### Written exercise
Pick out every line holding the string "Complete" and copy it.

### Records for this exercise
— BEGIN —

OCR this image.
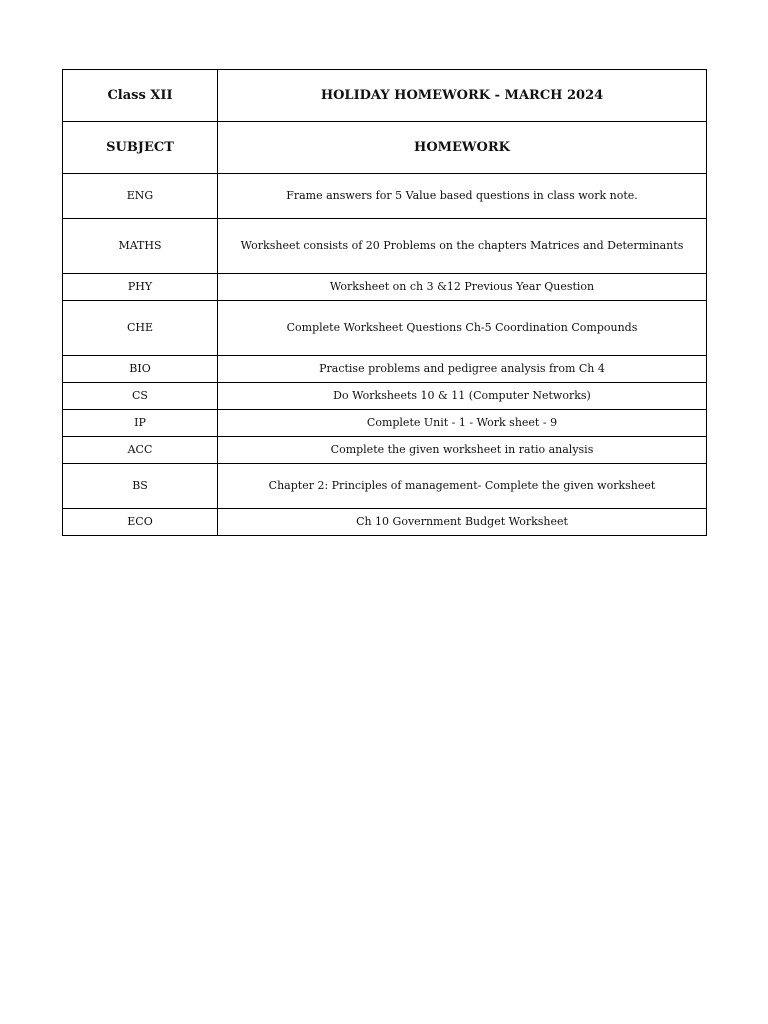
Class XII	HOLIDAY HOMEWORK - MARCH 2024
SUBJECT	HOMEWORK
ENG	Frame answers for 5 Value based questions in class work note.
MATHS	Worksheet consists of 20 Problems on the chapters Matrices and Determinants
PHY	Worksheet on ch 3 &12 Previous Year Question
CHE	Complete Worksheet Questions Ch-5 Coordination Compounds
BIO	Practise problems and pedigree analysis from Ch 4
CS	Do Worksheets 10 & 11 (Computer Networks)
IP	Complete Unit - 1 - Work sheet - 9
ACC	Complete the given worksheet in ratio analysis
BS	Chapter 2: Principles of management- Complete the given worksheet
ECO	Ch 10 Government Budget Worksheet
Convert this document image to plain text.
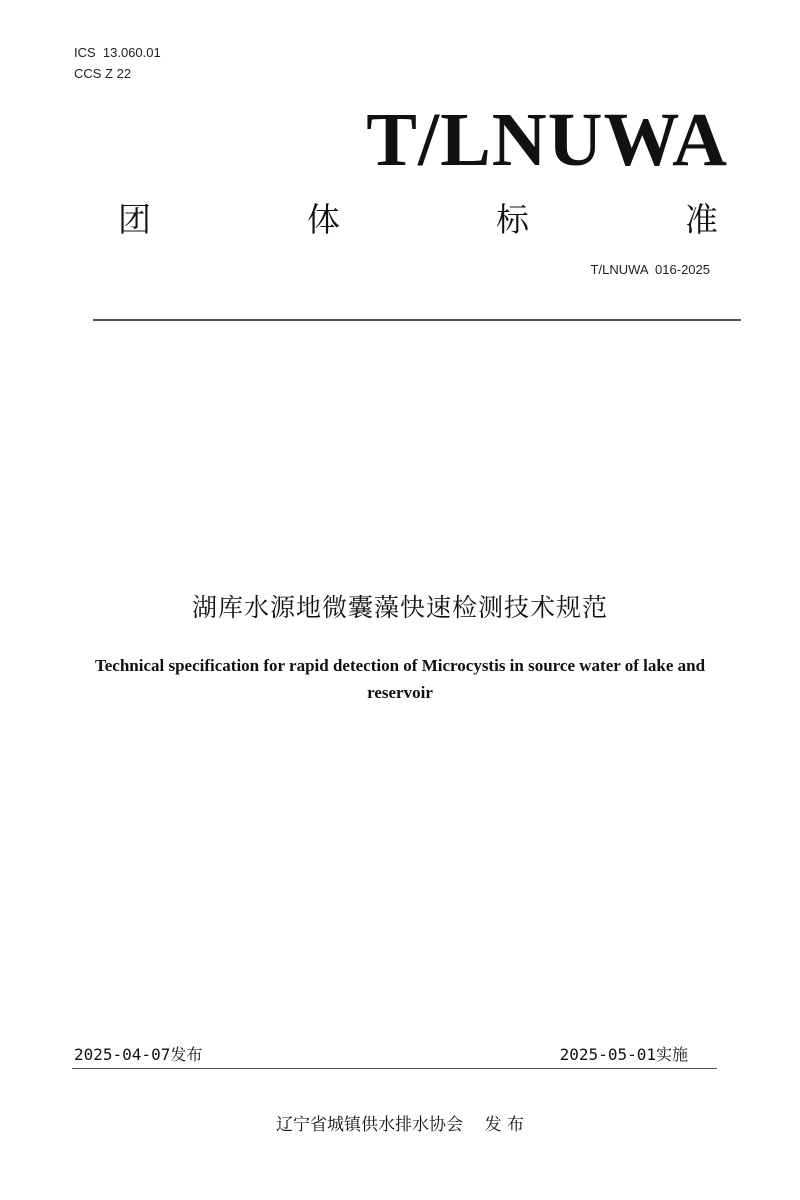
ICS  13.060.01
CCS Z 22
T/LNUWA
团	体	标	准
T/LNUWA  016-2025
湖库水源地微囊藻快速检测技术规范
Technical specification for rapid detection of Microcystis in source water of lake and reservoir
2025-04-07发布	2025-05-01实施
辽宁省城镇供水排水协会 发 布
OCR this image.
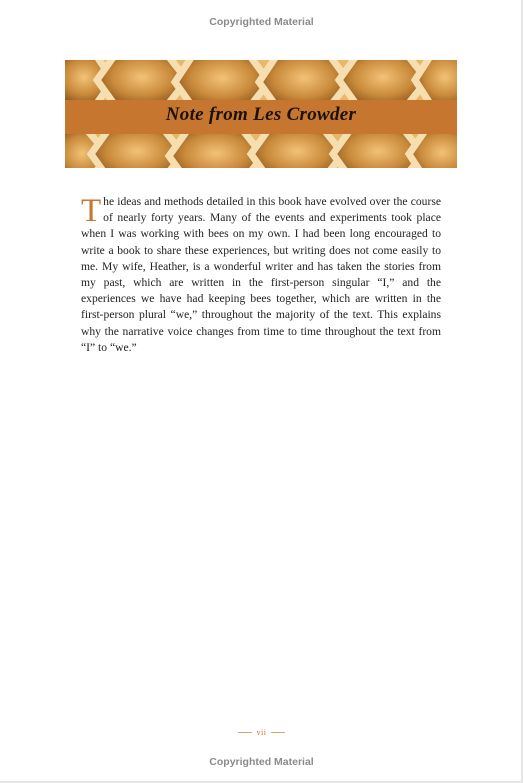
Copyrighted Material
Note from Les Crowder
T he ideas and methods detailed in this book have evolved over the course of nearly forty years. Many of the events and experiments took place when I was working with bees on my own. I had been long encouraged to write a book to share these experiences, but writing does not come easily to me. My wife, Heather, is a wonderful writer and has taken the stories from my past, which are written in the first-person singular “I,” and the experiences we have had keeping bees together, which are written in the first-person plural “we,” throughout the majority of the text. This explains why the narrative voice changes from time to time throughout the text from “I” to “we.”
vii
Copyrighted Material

— END —

### Solution for this exercise
CHE	Complete Worksheet Questions Ch-5 Coordination Compounds
IP	Complete Unit - 1 - Work sheet - 9
ACC	Complete the given worksheet in ratio analysis
BS	Chapter 2: Principles of management- Complete the given worksheet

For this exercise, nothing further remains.